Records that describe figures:
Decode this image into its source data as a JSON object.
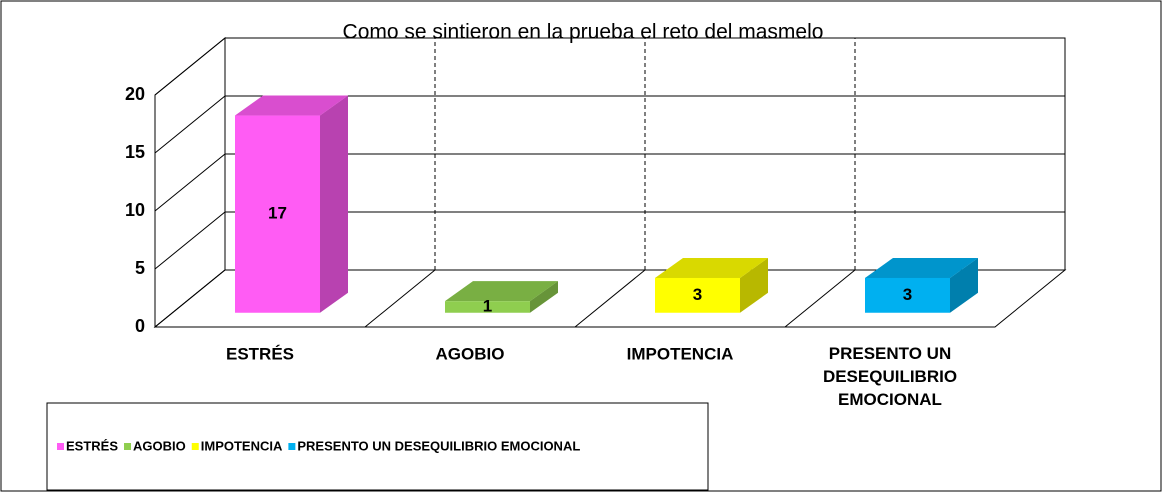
{
  "chart_data": {
    "type": "bar3d",
    "title": "Como se sintieron en la prueba el reto del masmelo",
    "categories": [
      "ESTRÉS",
      "AGOBIO",
      "IMPOTENCIA",
      "PRESENTO UN DESEQUILIBRIO EMOCIONAL"
    ],
    "values": [
      17,
      1,
      3,
      3
    ],
    "colors": [
      "#ff5cf4",
      "#8fce4f",
      "#ffff00",
      "#00b0f0"
    ],
    "ylim": [
      0,
      20
    ],
    "yticks": [
      0,
      5,
      10,
      15,
      20
    ],
    "grid": true,
    "legend": "bottom-left"
  }
}
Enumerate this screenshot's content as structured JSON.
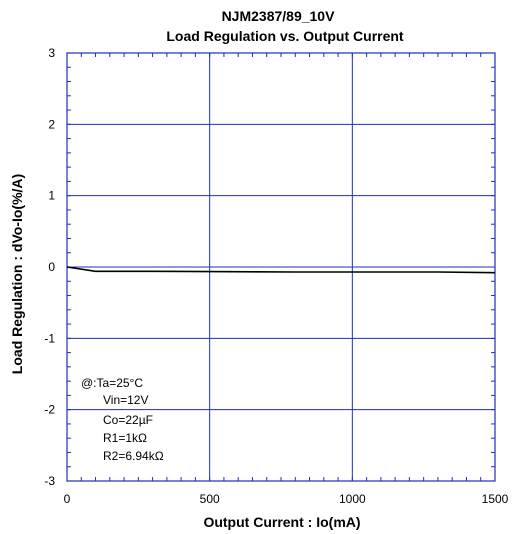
{
  "chart_data": {
    "type": "line",
    "title": "NJM2387/89_10V",
    "subtitle": "Load Regulation vs. Output Current",
    "xlabel": "Output Current : Io(mA)",
    "ylabel": "Load Regulation : dVo-Io(%/A)",
    "xlim": [
      0,
      1500
    ],
    "ylim": [
      -3,
      3
    ],
    "x_ticks": [
      0,
      500,
      1000,
      1500
    ],
    "y_ticks": [
      -3,
      -2,
      -1,
      0,
      1,
      2,
      3
    ],
    "x_tick_labels": [
      "0",
      "500",
      "1000",
      "1500"
    ],
    "y_tick_labels": [
      "-3",
      "-2",
      "-1",
      "0",
      "1",
      "2",
      "3"
    ],
    "grid": true,
    "series": [
      {
        "x": [
          0,
          100,
          300,
          500,
          800,
          1000,
          1300,
          1500
        ],
        "y": [
          0,
          -0.06,
          -0.06,
          -0.065,
          -0.07,
          -0.07,
          -0.07,
          -0.08
        ]
      }
    ],
    "annotation": [
      "@:Ta=25°C",
      "Vin=12V",
      "Co=22µF",
      "R1=1kΩ",
      "R2=6.94kΩ"
    ],
    "colors": {
      "frame": "#1f2fb8",
      "grid": "#1f2fb8",
      "line": "#000000"
    }
  }
}
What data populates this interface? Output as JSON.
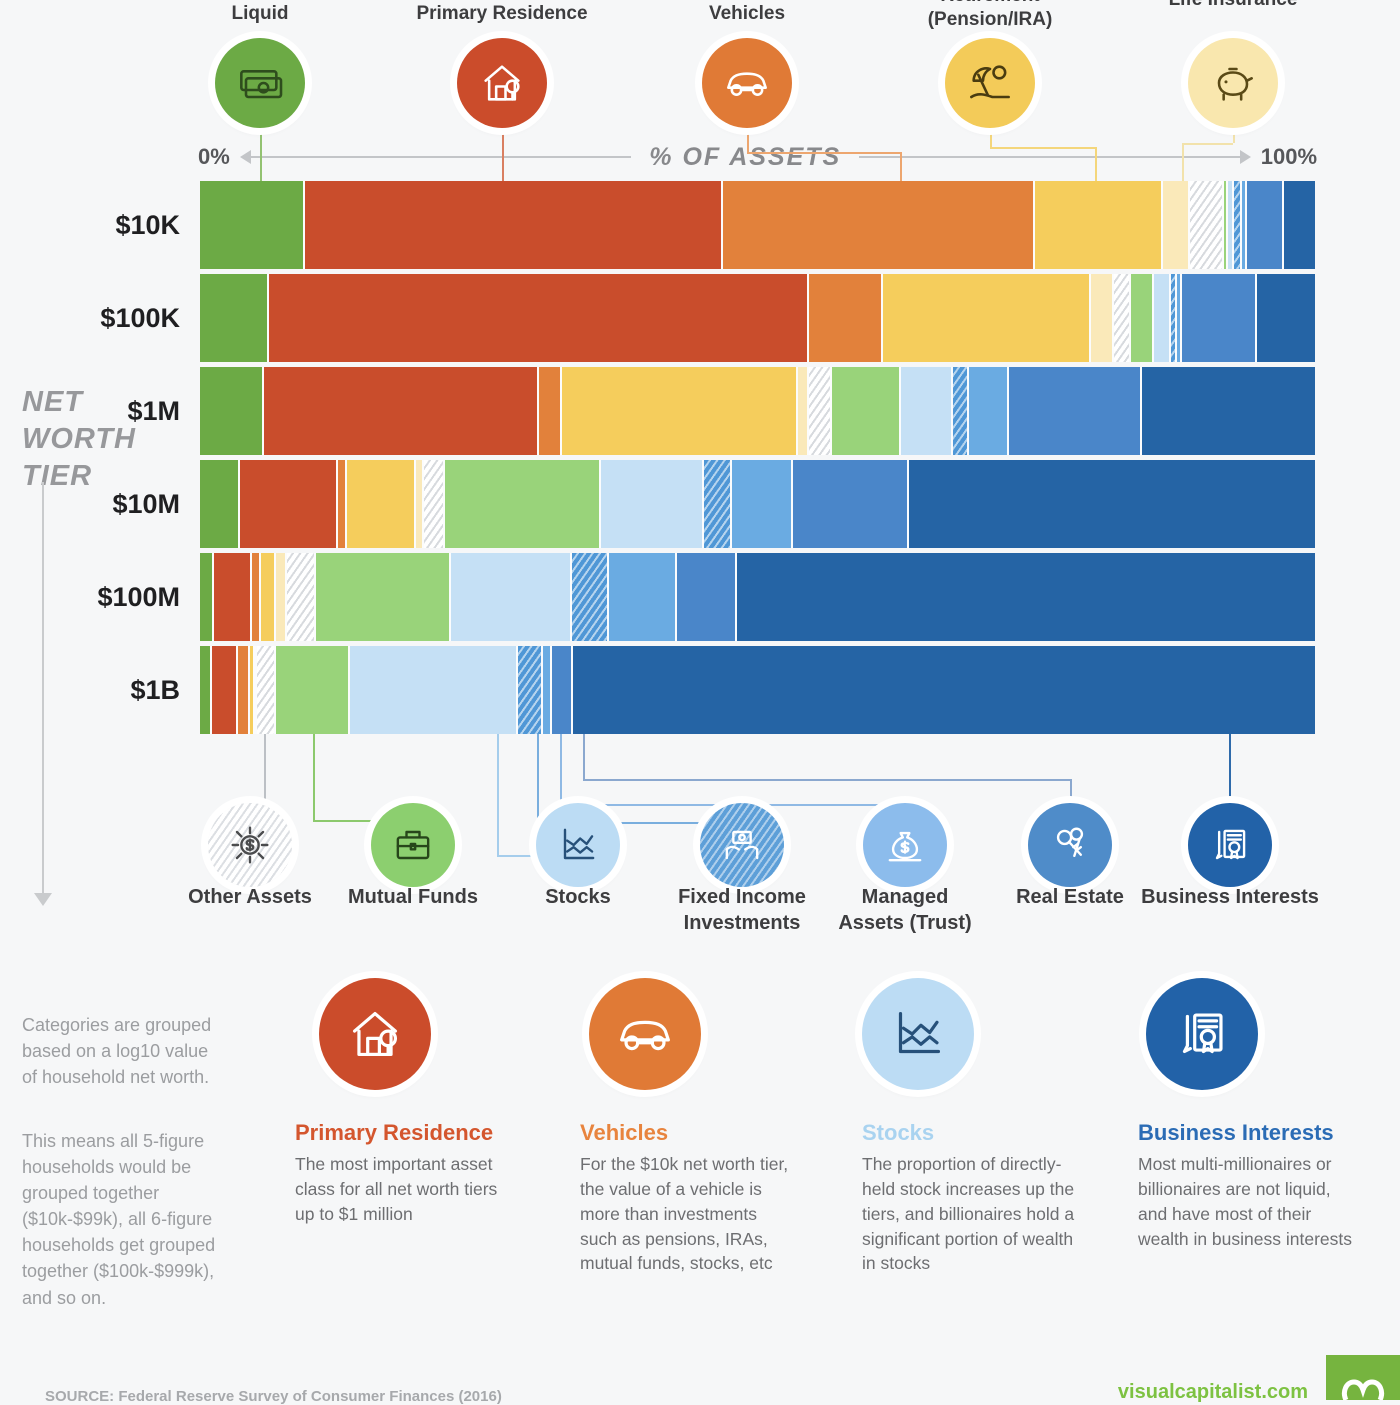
{
  "header": {
    "axis": {
      "left": "0%",
      "center": "% OF ASSETS",
      "right": "100%"
    }
  },
  "sidebar": {
    "title": "Net Worth Tier"
  },
  "top_assets": [
    {
      "label": "Liquid",
      "icon": "cash-icon",
      "color": "#6caa45",
      "ink": "#2e4d1d"
    },
    {
      "label": "Primary Residence",
      "icon": "house-icon",
      "color": "#cb4c2b",
      "ink": "#ffffff"
    },
    {
      "label": "Vehicles",
      "icon": "car-icon",
      "color": "#e07a36",
      "ink": "#ffffff"
    },
    {
      "label": "Retirement (Pension/IRA)",
      "icon": "umbrella-icon",
      "color": "#f3cb59",
      "ink": "#4a3c10"
    },
    {
      "label": "Life Insurance",
      "icon": "piggy-bank-icon",
      "color": "#f9e7ae",
      "ink": "#5a4a16"
    }
  ],
  "bottom_assets": [
    {
      "label": "Other Assets",
      "icon": "network-dollar-icon",
      "color": "hatch-gray",
      "ink": "#4b4c4e"
    },
    {
      "label": "Mutual Funds",
      "icon": "briefcase-icon",
      "color": "#8ccf6f",
      "ink": "#27461a"
    },
    {
      "label": "Stocks",
      "icon": "stock-chart-icon",
      "color": "#bcdcf4",
      "ink": "#27517a"
    },
    {
      "label": "Fixed Income Investments",
      "icon": "hands-cash-icon",
      "color": "hatch-blue",
      "ink": "#ffffff"
    },
    {
      "label": "Managed Assets (Trust)",
      "icon": "money-bag-icon",
      "color": "#8cbcec",
      "ink": "#ffffff"
    },
    {
      "label": "Real Estate",
      "icon": "keys-icon",
      "color": "#4f8cc9",
      "ink": "#ffffff"
    },
    {
      "label": "Business Interests",
      "icon": "certificate-icon",
      "color": "#2262a8",
      "ink": "#ffffff"
    }
  ],
  "chart_data": {
    "type": "bar",
    "subtype": "horizontal-stacked-100pct",
    "title": "% OF ASSETS",
    "xlabel": "% of assets",
    "ylabel": "Net worth tier",
    "xlim": [
      0,
      100
    ],
    "categories": [
      "$10K",
      "$100K",
      "$1M",
      "$10M",
      "$100M",
      "$1B"
    ],
    "segments": [
      {
        "name": "Liquid",
        "color": "#6caa45",
        "pattern": "solid"
      },
      {
        "name": "Primary Residence",
        "color": "#c94d2c",
        "pattern": "solid"
      },
      {
        "name": "Vehicles",
        "color": "#e2813b",
        "pattern": "solid"
      },
      {
        "name": "Retirement (Pension/IRA)",
        "color": "#f5cd5c",
        "pattern": "solid"
      },
      {
        "name": "Life Insurance",
        "color": "#fae9b9",
        "pattern": "solid"
      },
      {
        "name": "Other Assets",
        "color": "#ffffff",
        "pattern": "hatch-gray"
      },
      {
        "name": "Mutual Funds",
        "color": "#99d37a",
        "pattern": "solid"
      },
      {
        "name": "Stocks",
        "color": "#c5e0f5",
        "pattern": "solid"
      },
      {
        "name": "Fixed Income Investments",
        "color": "#5d9fd8",
        "pattern": "hatch-blue"
      },
      {
        "name": "Managed Assets (Trust)",
        "color": "#6aabe2",
        "pattern": "solid"
      },
      {
        "name": "Real Estate",
        "color": "#4a86c9",
        "pattern": "solid"
      },
      {
        "name": "Business Interests",
        "color": "#2564a5",
        "pattern": "solid"
      }
    ],
    "series": [
      {
        "name": "$10K",
        "values": [
          9.4,
          37.5,
          28.0,
          11.5,
          2.4,
          3.0,
          0.4,
          0.5,
          0.8,
          0.4,
          3.3,
          2.8
        ]
      },
      {
        "name": "$100K",
        "values": [
          6.2,
          48.4,
          6.7,
          18.6,
          2.1,
          1.5,
          2.1,
          1.5,
          0.5,
          0.5,
          6.7,
          5.2
        ]
      },
      {
        "name": "$1M",
        "values": [
          5.7,
          24.7,
          2.1,
          21.1,
          1.0,
          2.1,
          6.2,
          4.6,
          1.5,
          3.6,
          11.9,
          15.5
        ]
      },
      {
        "name": "$10M",
        "values": [
          3.6,
          8.8,
          0.8,
          6.2,
          0.7,
          1.9,
          14.0,
          9.2,
          2.5,
          5.5,
          10.4,
          36.4
        ]
      },
      {
        "name": "$100M",
        "values": [
          1.3,
          3.4,
          0.8,
          1.3,
          1.0,
          2.6,
          12.1,
          10.9,
          3.3,
          6.1,
          5.4,
          51.8
        ]
      },
      {
        "name": "$1B",
        "values": [
          1.1,
          2.3,
          1.1,
          0.4,
          0.2,
          1.7,
          6.7,
          15.0,
          2.3,
          0.8,
          1.9,
          66.5
        ]
      }
    ],
    "legend_position": "top-and-bottom",
    "grid": false
  },
  "notes": {
    "para1": "Categories are grouped based on a log10 value of household net worth.",
    "para2": "This means all 5-figure households would be grouped together ($10k-$99k), all 6-figure households get grouped together ($100k-$999k), and so on."
  },
  "descriptions": [
    {
      "title": "Primary Residence",
      "color": "#d4562e",
      "icon": "house-icon",
      "circle": "#cb4c2b",
      "ink": "#ffffff",
      "text": "The most important asset class for all net worth tiers up to $1 million"
    },
    {
      "title": "Vehicles",
      "color": "#e8843e",
      "icon": "car-icon",
      "circle": "#e07a36",
      "ink": "#ffffff",
      "text": "For the $10k net worth tier, the value of a vehicle is more than investments such as pensions, IRAs, mutual funds, stocks, etc"
    },
    {
      "title": "Stocks",
      "color": "#a9d3f0",
      "icon": "stock-chart-icon",
      "circle": "#bcdcf4",
      "ink": "#27517a",
      "text": "The proportion of directly-held stock increases up the tiers, and billionaires hold a significant portion of wealth in stocks"
    },
    {
      "title": "Business Interests",
      "color": "#2b6cb5",
      "icon": "certificate-icon",
      "circle": "#2262a8",
      "ink": "#ffffff",
      "text": "Most multi-millionaires or billionaires are not liquid, and have most of their wealth in business interests"
    }
  ],
  "footer": {
    "source": "SOURCE: Federal Reserve Survey of Consumer Finances (2016)",
    "site": "visualcapitalist.com",
    "brand_green": "#76b43f"
  }
}
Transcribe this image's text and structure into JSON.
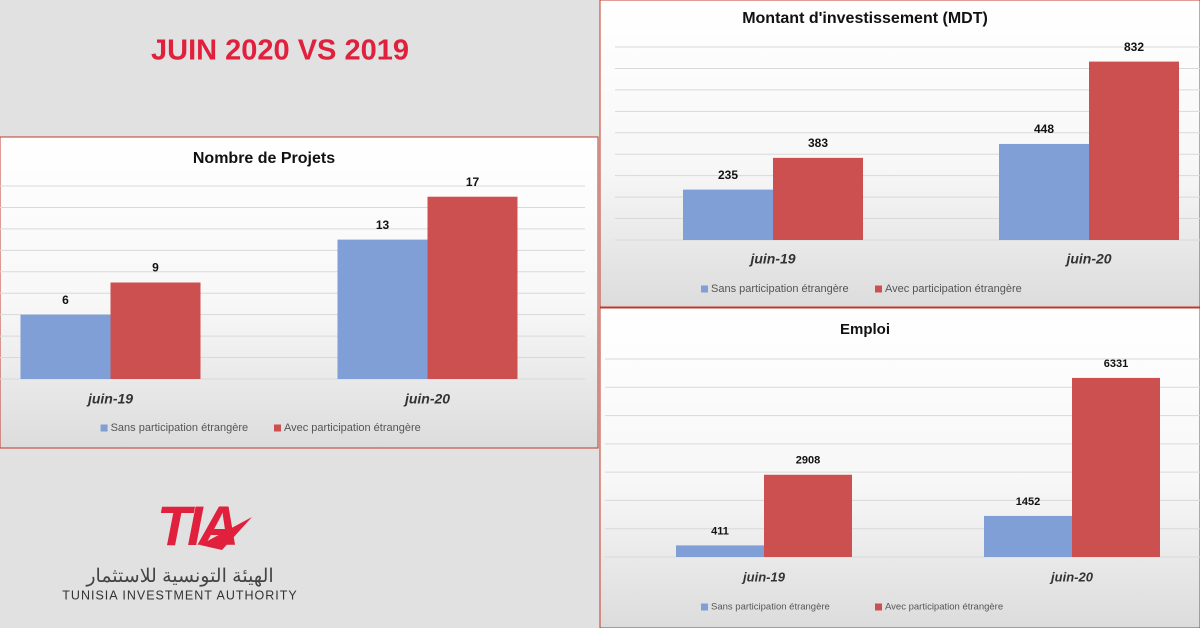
{
  "header": {
    "title": "JUIN 2020 VS 2019"
  },
  "logo": {
    "mark": "TIA",
    "arabic": "الهيئة التونسية للاستثمار",
    "name": "TUNISIA INVESTMENT AUTHORITY"
  },
  "chart_data": [
    {
      "type": "bar",
      "title": "Nombre de Projets",
      "categories": [
        "juin-19",
        "juin-20"
      ],
      "series": [
        {
          "name": "Sans participation étrangère",
          "color": "#7f9fd6",
          "values": [
            6,
            13
          ]
        },
        {
          "name": "Avec participation étrangère",
          "color": "#cd5050",
          "values": [
            9,
            17
          ]
        }
      ],
      "ylim": [
        0,
        18
      ],
      "yticks": [
        0,
        2,
        4,
        6,
        8,
        10,
        12,
        14,
        16,
        18
      ],
      "grid": true,
      "legend": "bottom"
    },
    {
      "type": "bar",
      "title": "Montant d'investissement (MDT)",
      "categories": [
        "juin-19",
        "juin-20"
      ],
      "series": [
        {
          "name": "Sans participation étrangère",
          "color": "#7f9fd6",
          "values": [
            235,
            448
          ]
        },
        {
          "name": "Avec participation étrangère",
          "color": "#cd5050",
          "values": [
            383,
            832
          ]
        }
      ],
      "ylim": [
        0,
        900
      ],
      "yticks": [
        0,
        100,
        200,
        300,
        400,
        500,
        600,
        700,
        800,
        900
      ],
      "grid": true,
      "legend": "bottom"
    },
    {
      "type": "bar",
      "title": "Emploi",
      "categories": [
        "juin-19",
        "juin-20"
      ],
      "series": [
        {
          "name": "Sans participation étrangère",
          "color": "#7f9fd6",
          "values": [
            411,
            1452
          ]
        },
        {
          "name": "Avec participation étrangère",
          "color": "#cd5050",
          "values": [
            2908,
            6331
          ]
        }
      ],
      "ylim": [
        0,
        7000
      ],
      "yticks": [
        0,
        1000,
        2000,
        3000,
        4000,
        5000,
        6000,
        7000
      ],
      "grid": true,
      "legend": "bottom"
    }
  ]
}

▶ _Exercise requirements_
Where a line in the entries holds the word "ylabel", copy that line.

▶ _Written solution_
    "ylabel": "Load Regulation : dVo-Io(%/A)",
    "ylabel": "Net worth tier",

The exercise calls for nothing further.